— start of Data for this task —

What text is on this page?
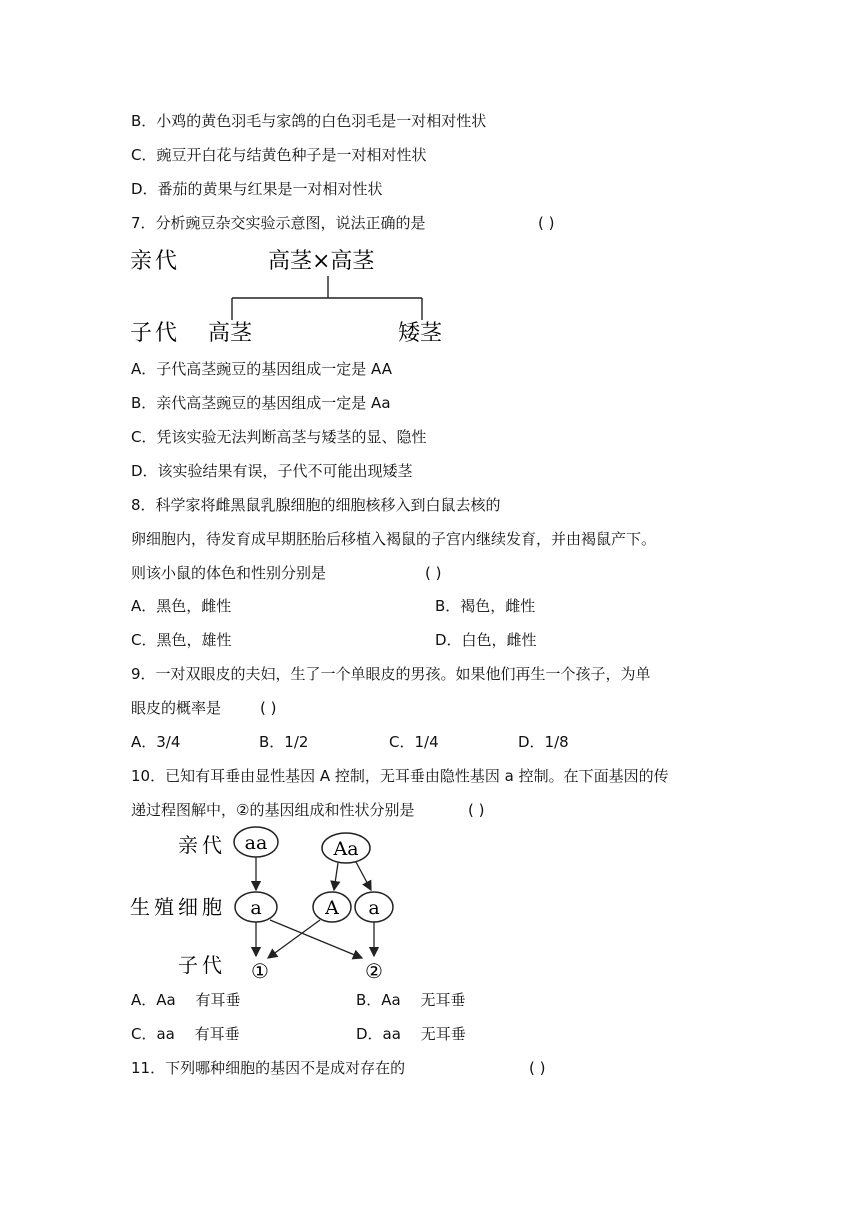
B．小鸡的黄色羽毛与家鸽的白色羽毛是一对相对性状
C．豌豆开白花与结黄色种子是一对相对性状
D．番茄的黄果与红果是一对相对性状
7．分析豌豆杂交实验示意图，说法正确的是	( )
亲代	高茎×高茎
子代 高茎	矮茎
A．子代高茎豌豆的基因组成一定是 AA
B．亲代高茎豌豆的基因组成一定是 Aa
C．凭该实验无法判断高茎与矮茎的显、隐性
D．该实验结果有误，子代不可能出现矮茎
8．科学家将雌黑鼠乳腺细胞的细胞核移入到白鼠去核的
卵细胞内，待发育成早期胚胎后移植入褐鼠的子宫内继续发育，并由褐鼠产下。
则该小鼠的体色和性别分别是	( )
A．黑色，雌性	B．褐色，雌性
C．黑色，雄性	D．白色，雌性
9．一对双眼皮的夫妇，生了一个单眼皮的男孩。如果他们再生一个孩子，为单
眼皮的概率是	( )
A．3/4	B．1/2	C．1/4	D．1/8
10．已知有耳垂由显性基因 A 控制，无耳垂由隐性基因 a 控制。在下面基因的传
递过程图解中，②的基因组成和性状分别是	( )
亲代
生殖细胞
子代
aa	Aa
a	A a
①	②
A．Aa　 有耳垂	B．Aa　 无耳垂
C．aa　 有耳垂	D．aa　 无耳垂
11．下列哪种细胞的基因不是成对存在的	( )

— end of Data for this task —

▶ Task description: The records above are to be restated exactly, without their pictures.

▶ Solution to the exercise:
What text is on this page?
B．小鸡的黄色羽毛与家鸽的白色羽毛是一对相对性状
C．豌豆开白花与结黄色种子是一对相对性状
D．番茄的黄果与红果是一对相对性状
7．分析豌豆杂交实验示意图，说法正确的是	( )
亲代	高茎×高茎
子代 高茎	矮茎
A．子代高茎豌豆的基因组成一定是 AA
B．亲代高茎豌豆的基因组成一定是 Aa
C．凭该实验无法判断高茎与矮茎的显、隐性
D．该实验结果有误，子代不可能出现矮茎
8．科学家将雌黑鼠乳腺细胞的细胞核移入到白鼠去核的
卵细胞内，待发育成早期胚胎后移植入褐鼠的子宫内继续发育，并由褐鼠产下。
则该小鼠的体色和性别分别是	( )
A．黑色，雌性	B．褐色，雌性
C．黑色，雄性	D．白色，雌性
9．一对双眼皮的夫妇，生了一个单眼皮的男孩。如果他们再生一个孩子，为单
眼皮的概率是	( )
A．3/4	B．1/2	C．1/4	D．1/8
10．已知有耳垂由显性基因 A 控制，无耳垂由隐性基因 a 控制。在下面基因的传
递过程图解中，②的基因组成和性状分别是	( )
亲代
生殖细胞
子代
aa	Aa
a	A a
①	②
A．Aa　 有耳垂	B．Aa　 无耳垂
C．aa　 有耳垂	D．aa　 无耳垂
11．下列哪种细胞的基因不是成对存在的	( )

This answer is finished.